• _Given records_:
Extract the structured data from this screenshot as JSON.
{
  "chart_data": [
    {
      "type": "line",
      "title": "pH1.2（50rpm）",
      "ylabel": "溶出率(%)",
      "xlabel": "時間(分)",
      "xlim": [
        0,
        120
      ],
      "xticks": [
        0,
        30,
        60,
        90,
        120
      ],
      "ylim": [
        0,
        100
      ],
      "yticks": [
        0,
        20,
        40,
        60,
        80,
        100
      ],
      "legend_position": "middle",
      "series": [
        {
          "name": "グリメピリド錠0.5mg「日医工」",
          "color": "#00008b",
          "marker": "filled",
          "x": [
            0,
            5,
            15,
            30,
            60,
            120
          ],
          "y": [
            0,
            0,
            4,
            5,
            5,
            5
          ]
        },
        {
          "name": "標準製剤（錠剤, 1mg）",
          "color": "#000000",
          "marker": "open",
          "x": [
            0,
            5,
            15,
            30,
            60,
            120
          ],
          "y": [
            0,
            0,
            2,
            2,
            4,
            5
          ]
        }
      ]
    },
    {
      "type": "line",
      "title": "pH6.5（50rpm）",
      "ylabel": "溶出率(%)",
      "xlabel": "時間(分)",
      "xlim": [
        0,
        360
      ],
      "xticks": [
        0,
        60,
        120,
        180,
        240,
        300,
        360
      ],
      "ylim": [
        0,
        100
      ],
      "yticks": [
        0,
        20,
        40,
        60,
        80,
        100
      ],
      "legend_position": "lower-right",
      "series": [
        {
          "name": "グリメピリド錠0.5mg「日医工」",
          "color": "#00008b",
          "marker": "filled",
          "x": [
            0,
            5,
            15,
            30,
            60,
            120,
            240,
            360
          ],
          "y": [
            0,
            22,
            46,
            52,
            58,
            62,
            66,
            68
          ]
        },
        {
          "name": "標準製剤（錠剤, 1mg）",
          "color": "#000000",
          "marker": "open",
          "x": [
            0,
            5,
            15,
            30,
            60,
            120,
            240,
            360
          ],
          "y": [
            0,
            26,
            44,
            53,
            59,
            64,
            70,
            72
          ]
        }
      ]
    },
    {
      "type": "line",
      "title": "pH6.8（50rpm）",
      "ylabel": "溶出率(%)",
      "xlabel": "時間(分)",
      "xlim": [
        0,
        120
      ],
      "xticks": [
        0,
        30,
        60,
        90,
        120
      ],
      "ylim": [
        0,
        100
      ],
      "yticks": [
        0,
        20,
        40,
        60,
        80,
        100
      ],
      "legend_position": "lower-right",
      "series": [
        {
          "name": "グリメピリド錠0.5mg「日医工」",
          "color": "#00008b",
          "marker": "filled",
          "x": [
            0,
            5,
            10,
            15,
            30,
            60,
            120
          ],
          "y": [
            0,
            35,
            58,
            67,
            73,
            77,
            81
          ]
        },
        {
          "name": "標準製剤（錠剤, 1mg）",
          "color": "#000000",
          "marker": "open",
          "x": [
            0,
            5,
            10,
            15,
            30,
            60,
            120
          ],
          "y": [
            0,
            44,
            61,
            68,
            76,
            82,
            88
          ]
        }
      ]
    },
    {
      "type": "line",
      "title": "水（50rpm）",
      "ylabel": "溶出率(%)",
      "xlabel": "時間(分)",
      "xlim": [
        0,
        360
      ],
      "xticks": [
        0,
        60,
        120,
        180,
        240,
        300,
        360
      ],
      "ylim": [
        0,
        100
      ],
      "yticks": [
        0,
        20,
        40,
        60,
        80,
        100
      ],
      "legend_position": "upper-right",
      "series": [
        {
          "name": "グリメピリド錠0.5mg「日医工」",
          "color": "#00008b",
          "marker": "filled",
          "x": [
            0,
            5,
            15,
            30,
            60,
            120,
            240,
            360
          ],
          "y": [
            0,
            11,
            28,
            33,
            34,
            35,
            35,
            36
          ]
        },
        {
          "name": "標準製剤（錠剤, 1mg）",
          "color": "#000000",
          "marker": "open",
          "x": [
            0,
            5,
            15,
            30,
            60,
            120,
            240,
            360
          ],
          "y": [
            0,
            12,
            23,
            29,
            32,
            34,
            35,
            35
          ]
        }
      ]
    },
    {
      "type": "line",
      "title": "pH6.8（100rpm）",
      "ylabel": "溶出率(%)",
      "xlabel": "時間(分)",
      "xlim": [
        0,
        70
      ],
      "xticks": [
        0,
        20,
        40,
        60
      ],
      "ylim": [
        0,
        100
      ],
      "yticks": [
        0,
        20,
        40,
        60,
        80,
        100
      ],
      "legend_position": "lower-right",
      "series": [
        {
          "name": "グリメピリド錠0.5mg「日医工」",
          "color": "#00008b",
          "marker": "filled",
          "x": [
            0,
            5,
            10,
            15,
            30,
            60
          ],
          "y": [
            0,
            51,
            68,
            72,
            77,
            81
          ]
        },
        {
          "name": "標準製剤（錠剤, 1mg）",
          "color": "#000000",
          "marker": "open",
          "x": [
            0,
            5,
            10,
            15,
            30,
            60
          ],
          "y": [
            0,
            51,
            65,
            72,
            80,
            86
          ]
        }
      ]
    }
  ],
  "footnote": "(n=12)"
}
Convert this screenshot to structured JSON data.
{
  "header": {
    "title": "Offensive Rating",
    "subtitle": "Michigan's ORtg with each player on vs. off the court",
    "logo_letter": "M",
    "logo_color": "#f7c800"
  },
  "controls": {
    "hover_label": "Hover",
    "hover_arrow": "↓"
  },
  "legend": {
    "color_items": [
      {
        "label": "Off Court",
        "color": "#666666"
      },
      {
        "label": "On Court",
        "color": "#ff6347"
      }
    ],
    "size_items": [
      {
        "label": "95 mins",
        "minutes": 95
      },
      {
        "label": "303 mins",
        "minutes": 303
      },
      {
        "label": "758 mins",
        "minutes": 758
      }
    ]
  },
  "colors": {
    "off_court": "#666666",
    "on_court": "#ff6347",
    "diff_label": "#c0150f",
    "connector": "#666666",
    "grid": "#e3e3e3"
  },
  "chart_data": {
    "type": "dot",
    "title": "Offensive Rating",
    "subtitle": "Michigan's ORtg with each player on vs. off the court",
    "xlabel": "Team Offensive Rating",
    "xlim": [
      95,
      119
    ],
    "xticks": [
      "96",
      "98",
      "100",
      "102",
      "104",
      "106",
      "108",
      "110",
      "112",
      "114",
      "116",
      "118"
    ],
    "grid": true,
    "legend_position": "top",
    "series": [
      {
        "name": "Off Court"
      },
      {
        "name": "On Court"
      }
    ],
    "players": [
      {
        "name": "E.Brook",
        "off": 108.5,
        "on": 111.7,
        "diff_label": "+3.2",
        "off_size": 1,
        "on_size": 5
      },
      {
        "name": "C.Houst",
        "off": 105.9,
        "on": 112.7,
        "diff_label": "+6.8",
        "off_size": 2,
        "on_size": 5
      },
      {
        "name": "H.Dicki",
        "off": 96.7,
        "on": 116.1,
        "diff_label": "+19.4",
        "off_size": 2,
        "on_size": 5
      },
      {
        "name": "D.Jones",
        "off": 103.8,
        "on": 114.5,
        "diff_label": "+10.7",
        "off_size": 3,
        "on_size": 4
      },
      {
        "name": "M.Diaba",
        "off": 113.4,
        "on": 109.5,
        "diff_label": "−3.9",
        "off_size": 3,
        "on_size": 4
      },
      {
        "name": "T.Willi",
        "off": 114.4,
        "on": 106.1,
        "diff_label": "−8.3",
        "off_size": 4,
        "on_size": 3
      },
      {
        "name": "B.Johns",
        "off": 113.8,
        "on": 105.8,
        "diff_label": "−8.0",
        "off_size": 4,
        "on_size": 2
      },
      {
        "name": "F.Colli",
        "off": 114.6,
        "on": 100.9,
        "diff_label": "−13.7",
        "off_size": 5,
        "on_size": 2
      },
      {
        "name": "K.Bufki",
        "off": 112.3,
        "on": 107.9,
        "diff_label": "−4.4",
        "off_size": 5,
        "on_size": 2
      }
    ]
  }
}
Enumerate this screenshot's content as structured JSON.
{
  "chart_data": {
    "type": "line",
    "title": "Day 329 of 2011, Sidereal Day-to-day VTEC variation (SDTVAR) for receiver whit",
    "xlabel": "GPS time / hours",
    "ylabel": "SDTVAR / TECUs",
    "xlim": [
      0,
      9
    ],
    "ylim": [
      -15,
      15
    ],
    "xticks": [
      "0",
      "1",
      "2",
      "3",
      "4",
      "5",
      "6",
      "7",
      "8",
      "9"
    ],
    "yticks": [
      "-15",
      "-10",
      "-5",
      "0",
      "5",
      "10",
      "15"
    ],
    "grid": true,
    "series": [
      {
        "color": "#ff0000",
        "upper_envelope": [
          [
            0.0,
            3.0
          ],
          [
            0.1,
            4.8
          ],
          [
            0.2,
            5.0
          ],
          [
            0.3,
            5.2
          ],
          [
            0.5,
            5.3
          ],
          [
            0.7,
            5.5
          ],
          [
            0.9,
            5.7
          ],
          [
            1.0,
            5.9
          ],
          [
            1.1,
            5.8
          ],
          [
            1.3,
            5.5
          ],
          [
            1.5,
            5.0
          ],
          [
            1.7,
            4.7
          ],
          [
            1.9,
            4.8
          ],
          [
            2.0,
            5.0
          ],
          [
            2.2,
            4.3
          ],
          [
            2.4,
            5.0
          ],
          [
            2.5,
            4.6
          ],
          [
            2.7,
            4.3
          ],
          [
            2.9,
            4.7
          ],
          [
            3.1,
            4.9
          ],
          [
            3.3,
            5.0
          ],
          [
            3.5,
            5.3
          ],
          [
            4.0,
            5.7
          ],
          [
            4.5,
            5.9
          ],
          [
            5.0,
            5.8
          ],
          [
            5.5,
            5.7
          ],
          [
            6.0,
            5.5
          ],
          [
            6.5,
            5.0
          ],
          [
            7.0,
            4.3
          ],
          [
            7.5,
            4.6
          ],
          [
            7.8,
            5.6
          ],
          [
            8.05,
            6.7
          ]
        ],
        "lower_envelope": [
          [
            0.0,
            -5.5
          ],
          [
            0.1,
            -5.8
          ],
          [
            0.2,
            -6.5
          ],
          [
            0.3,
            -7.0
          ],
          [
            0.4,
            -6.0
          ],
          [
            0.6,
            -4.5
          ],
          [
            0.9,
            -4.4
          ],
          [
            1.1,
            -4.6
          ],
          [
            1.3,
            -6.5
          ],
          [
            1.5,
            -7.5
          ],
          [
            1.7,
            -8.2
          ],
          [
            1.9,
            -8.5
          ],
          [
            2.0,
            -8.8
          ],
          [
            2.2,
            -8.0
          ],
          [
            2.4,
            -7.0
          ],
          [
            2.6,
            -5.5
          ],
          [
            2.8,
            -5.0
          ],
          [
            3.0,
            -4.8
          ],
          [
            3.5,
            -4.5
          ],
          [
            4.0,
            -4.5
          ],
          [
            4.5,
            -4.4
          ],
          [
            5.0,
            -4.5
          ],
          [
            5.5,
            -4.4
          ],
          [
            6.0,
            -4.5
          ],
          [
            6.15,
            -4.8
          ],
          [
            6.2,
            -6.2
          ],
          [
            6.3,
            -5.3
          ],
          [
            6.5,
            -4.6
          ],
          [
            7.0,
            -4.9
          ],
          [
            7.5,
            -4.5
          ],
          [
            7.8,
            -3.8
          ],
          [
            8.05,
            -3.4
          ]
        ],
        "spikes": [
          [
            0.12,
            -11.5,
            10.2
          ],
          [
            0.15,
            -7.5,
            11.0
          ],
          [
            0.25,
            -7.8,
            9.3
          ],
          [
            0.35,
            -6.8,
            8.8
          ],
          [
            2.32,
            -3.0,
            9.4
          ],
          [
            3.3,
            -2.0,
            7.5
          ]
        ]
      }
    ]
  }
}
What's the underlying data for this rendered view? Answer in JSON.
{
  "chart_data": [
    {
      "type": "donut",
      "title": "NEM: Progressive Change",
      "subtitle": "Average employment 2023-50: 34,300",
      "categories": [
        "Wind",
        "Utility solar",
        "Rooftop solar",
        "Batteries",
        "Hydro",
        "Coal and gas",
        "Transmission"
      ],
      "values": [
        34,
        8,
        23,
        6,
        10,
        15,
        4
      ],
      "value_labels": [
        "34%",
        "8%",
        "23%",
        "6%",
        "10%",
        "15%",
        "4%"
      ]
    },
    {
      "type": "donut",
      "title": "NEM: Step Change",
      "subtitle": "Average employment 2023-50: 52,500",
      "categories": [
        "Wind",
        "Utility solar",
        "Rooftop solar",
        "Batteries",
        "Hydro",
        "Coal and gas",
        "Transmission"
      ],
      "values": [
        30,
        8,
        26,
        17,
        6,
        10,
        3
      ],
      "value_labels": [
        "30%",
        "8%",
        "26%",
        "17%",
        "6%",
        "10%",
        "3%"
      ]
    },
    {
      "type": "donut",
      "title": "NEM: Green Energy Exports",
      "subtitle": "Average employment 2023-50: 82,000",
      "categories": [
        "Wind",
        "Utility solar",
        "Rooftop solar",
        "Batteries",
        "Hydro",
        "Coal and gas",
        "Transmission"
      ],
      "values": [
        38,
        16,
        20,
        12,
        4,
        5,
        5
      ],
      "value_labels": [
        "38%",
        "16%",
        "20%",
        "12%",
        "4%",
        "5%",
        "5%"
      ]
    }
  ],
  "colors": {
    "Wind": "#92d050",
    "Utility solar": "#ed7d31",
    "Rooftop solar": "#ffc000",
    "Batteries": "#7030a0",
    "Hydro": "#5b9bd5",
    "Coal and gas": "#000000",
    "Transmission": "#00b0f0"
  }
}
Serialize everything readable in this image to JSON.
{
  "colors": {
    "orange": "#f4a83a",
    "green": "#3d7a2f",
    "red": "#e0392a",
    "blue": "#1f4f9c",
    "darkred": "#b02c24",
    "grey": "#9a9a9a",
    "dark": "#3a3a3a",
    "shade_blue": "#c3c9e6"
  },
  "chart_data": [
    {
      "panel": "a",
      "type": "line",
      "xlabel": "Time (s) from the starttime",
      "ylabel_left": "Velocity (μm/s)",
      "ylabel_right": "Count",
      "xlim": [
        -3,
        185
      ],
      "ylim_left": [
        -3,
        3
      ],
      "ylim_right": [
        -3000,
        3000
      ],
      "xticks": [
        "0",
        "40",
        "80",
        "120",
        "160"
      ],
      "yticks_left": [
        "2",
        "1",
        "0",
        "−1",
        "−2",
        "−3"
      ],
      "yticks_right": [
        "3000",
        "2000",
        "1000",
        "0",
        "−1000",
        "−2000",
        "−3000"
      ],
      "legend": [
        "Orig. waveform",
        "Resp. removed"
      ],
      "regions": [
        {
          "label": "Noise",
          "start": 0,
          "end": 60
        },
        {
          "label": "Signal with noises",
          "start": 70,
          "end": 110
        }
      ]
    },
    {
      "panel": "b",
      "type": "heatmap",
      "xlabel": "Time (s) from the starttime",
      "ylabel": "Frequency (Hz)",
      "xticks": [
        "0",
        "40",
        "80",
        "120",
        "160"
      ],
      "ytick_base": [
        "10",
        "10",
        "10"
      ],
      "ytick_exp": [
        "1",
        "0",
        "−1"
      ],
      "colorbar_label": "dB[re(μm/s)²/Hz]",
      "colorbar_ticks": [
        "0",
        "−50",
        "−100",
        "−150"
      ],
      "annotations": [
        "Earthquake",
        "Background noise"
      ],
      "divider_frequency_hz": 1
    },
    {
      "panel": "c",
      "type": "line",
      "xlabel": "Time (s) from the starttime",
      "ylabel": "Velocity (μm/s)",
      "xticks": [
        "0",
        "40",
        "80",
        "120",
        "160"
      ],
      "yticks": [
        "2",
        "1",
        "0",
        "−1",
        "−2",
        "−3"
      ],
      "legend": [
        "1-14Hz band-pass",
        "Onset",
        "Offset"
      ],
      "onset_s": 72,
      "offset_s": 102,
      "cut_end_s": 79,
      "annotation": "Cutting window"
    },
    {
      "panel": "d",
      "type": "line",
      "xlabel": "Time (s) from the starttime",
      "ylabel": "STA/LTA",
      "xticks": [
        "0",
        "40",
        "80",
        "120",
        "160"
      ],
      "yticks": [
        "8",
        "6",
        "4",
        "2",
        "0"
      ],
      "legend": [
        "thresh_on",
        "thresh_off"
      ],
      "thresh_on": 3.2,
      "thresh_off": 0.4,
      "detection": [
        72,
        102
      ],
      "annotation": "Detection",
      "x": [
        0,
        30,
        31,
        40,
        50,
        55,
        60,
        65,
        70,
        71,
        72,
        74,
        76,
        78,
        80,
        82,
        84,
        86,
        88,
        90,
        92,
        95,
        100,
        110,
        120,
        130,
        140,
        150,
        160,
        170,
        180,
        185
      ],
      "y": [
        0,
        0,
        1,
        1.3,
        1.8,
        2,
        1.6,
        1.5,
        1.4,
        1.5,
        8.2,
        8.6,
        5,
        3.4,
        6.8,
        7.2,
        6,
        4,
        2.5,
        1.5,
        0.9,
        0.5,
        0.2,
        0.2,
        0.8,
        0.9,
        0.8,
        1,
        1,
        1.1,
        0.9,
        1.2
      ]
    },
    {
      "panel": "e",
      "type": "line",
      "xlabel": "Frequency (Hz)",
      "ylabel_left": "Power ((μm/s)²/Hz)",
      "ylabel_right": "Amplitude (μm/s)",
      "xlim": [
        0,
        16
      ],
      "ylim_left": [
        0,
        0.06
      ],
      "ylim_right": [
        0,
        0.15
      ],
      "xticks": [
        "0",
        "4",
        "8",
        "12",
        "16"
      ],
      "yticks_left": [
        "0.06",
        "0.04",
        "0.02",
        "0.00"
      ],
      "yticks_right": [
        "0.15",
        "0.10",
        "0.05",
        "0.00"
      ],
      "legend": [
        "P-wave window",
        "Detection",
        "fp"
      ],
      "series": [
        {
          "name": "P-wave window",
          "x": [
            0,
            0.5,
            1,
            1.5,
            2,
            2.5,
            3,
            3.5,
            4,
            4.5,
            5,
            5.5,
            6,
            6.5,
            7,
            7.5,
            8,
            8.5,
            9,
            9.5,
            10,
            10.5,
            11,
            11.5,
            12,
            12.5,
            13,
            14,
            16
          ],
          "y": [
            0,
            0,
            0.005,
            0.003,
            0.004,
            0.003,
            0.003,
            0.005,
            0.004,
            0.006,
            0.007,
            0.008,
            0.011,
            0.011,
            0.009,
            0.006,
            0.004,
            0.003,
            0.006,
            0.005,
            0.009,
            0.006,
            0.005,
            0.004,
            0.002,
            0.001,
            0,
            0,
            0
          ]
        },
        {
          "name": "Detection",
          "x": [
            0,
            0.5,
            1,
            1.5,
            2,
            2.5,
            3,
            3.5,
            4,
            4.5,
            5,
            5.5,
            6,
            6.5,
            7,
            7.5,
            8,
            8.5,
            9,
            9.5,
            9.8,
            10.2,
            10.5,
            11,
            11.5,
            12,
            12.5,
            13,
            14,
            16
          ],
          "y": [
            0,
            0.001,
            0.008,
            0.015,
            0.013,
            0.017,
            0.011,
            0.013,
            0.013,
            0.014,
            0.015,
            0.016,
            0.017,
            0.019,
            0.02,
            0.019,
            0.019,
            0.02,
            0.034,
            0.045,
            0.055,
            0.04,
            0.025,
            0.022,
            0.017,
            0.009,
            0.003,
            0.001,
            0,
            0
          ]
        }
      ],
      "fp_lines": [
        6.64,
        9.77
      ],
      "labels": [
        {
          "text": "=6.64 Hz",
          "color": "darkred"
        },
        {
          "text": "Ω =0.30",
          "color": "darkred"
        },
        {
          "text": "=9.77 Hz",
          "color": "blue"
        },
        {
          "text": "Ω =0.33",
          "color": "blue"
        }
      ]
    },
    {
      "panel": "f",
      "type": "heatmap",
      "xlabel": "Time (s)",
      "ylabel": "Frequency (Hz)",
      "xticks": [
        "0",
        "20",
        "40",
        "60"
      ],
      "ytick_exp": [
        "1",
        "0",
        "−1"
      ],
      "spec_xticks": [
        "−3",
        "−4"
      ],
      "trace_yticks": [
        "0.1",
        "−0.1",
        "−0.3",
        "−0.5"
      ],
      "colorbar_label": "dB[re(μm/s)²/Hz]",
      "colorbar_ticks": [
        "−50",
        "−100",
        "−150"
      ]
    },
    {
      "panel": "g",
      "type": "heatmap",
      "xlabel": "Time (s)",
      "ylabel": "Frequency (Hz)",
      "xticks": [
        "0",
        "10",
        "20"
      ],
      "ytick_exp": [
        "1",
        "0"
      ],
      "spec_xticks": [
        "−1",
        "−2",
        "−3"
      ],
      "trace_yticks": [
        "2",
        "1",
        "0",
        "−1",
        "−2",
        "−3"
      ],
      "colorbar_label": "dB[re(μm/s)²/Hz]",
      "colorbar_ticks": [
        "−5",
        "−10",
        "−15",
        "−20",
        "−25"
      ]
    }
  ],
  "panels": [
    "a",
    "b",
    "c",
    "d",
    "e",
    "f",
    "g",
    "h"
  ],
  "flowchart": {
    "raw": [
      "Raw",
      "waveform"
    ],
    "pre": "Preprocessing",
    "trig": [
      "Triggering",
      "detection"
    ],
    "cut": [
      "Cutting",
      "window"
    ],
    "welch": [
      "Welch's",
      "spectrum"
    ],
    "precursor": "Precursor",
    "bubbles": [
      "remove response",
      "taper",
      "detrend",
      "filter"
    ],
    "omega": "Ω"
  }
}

• _Aim_:
Working from the listing above, pick out every line that has "this" and copy it.

• _Written solution_:
Extract the structured data from this screenshot as JSON.
Convert this screenshot to structured JSON data.
Enumerate this screenshot's content as structured JSON.
What's the underlying data for this rendered view? Answer in JSON.
Serialize everything readable in this image to JSON.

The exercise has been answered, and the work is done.